Copy the records below exactly, leaving out any pictures.

-- Start of Data excerpts --

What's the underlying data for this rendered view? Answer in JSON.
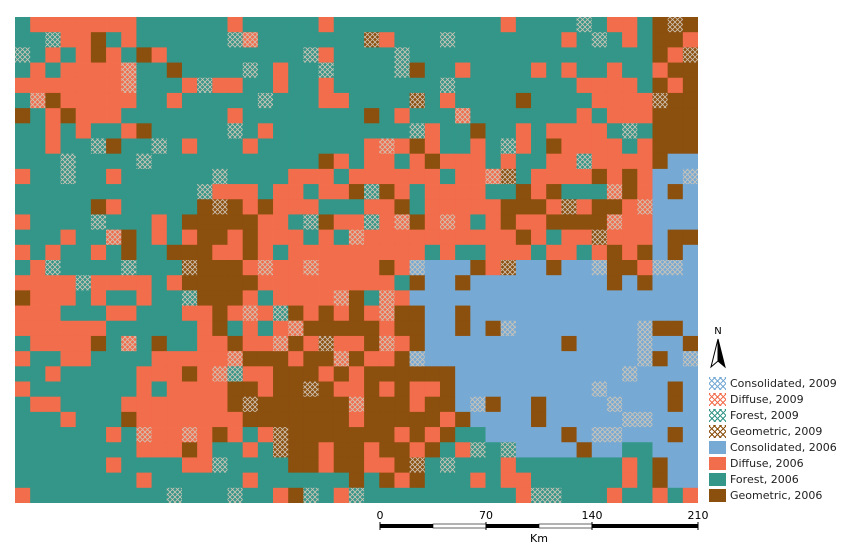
{
  "legend": {
    "items": [
      {
        "label": "Consolidated, 2009",
        "color": "#76aad4",
        "hatched": true
      },
      {
        "label": "Diffuse, 2009",
        "color": "#f26d4c",
        "hatched": true
      },
      {
        "label": "Forest, 2009",
        "color": "#339688",
        "hatched": true
      },
      {
        "label": "Geometric, 2009",
        "color": "#8b4f0e",
        "hatched": true
      },
      {
        "label": "Consolidated, 2006",
        "color": "#76aad4",
        "hatched": false
      },
      {
        "label": "Diffuse, 2006",
        "color": "#f26d4c",
        "hatched": false
      },
      {
        "label": "Forest, 2006",
        "color": "#339688",
        "hatched": false
      },
      {
        "label": "Geometric, 2006",
        "color": "#8b4f0e",
        "hatched": false
      }
    ]
  },
  "north_arrow": {
    "label": "N"
  },
  "scale": {
    "ticks": [
      "0",
      "70",
      "140",
      "210"
    ],
    "unit": "Km"
  },
  "colors": {
    "consolidated": "#76aad4",
    "diffuse": "#f26d4c",
    "forest": "#339688",
    "geometric": "#8b4f0e"
  }
}
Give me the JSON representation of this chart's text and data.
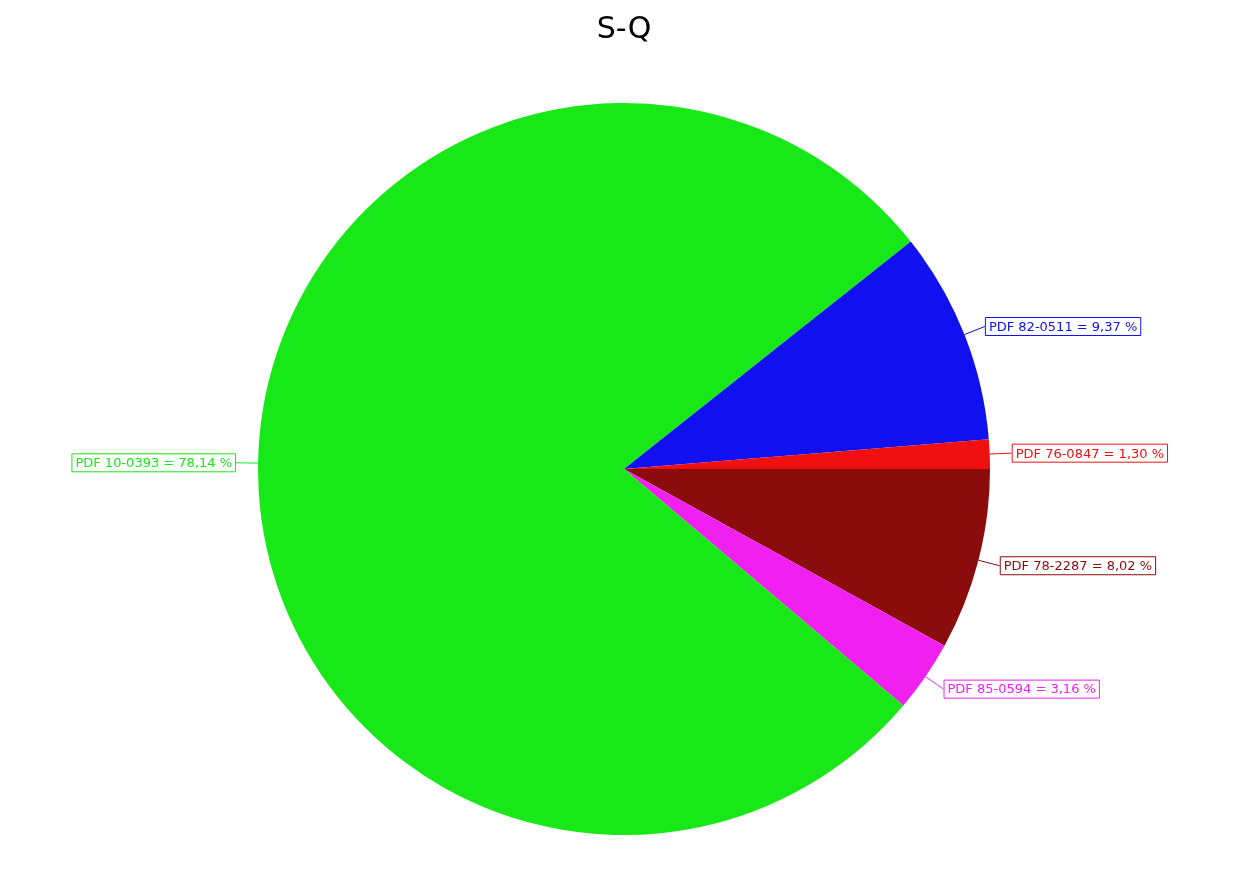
{
  "chart_data": {
    "type": "pie",
    "title": "S-Q",
    "categories": [
      "PDF 78-2287",
      "PDF 85-0594",
      "PDF 10-0393",
      "PDF 82-0511",
      "PDF 76-0847"
    ],
    "values": [
      8.02,
      3.16,
      78.14,
      9.37,
      1.3
    ],
    "value_labels": [
      "= 8,02 %",
      "= 3,16 %",
      "= 78,14 %",
      "= 9,37 %",
      "= 1,30 %"
    ],
    "colors": [
      "#8b0c0c",
      "#f020f0",
      "#18e818",
      "#1010f0",
      "#f01010"
    ],
    "legend": false
  }
}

-- End of Data excerpts --

Written solution =
What's the underlying data for this rendered view? Answer in JSON.
{
  "legend": {
    "items": [
      {
        "label": "Consolidated, 2009",
        "color": "#76aad4",
        "hatched": true
      },
      {
        "label": "Diffuse, 2009",
        "color": "#f26d4c",
        "hatched": true
      },
      {
        "label": "Forest, 2009",
        "color": "#339688",
        "hatched": true
      },
      {
        "label": "Geometric, 2009",
        "color": "#8b4f0e",
        "hatched": true
      },
      {
        "label": "Consolidated, 2006",
        "color": "#76aad4",
        "hatched": false
      },
      {
        "label": "Diffuse, 2006",
        "color": "#f26d4c",
        "hatched": false
      },
      {
        "label": "Forest, 2006",
        "color": "#339688",
        "hatched": false
      },
      {
        "label": "Geometric, 2006",
        "color": "#8b4f0e",
        "hatched": false
      }
    ]
  },
  "north_arrow": {
    "label": "N"
  },
  "scale": {
    "ticks": [
      "0",
      "70",
      "140",
      "210"
    ],
    "unit": "Km"
  },
  "colors": {
    "consolidated": "#76aad4",
    "diffuse": "#f26d4c",
    "forest": "#339688",
    "geometric": "#8b4f0e"
  }
}
Give me the JSON representation of this chart's text and data.
{
  "chart_data": {
    "type": "pie",
    "title": "S-Q",
    "categories": [
      "PDF 78-2287",
      "PDF 85-0594",
      "PDF 10-0393",
      "PDF 82-0511",
      "PDF 76-0847"
    ],
    "values": [
      8.02,
      3.16,
      78.14,
      9.37,
      1.3
    ],
    "value_labels": [
      "= 8,02 %",
      "= 3,16 %",
      "= 78,14 %",
      "= 9,37 %",
      "= 1,30 %"
    ],
    "colors": [
      "#8b0c0c",
      "#f020f0",
      "#18e818",
      "#1010f0",
      "#f01010"
    ],
    "legend": false
  }
}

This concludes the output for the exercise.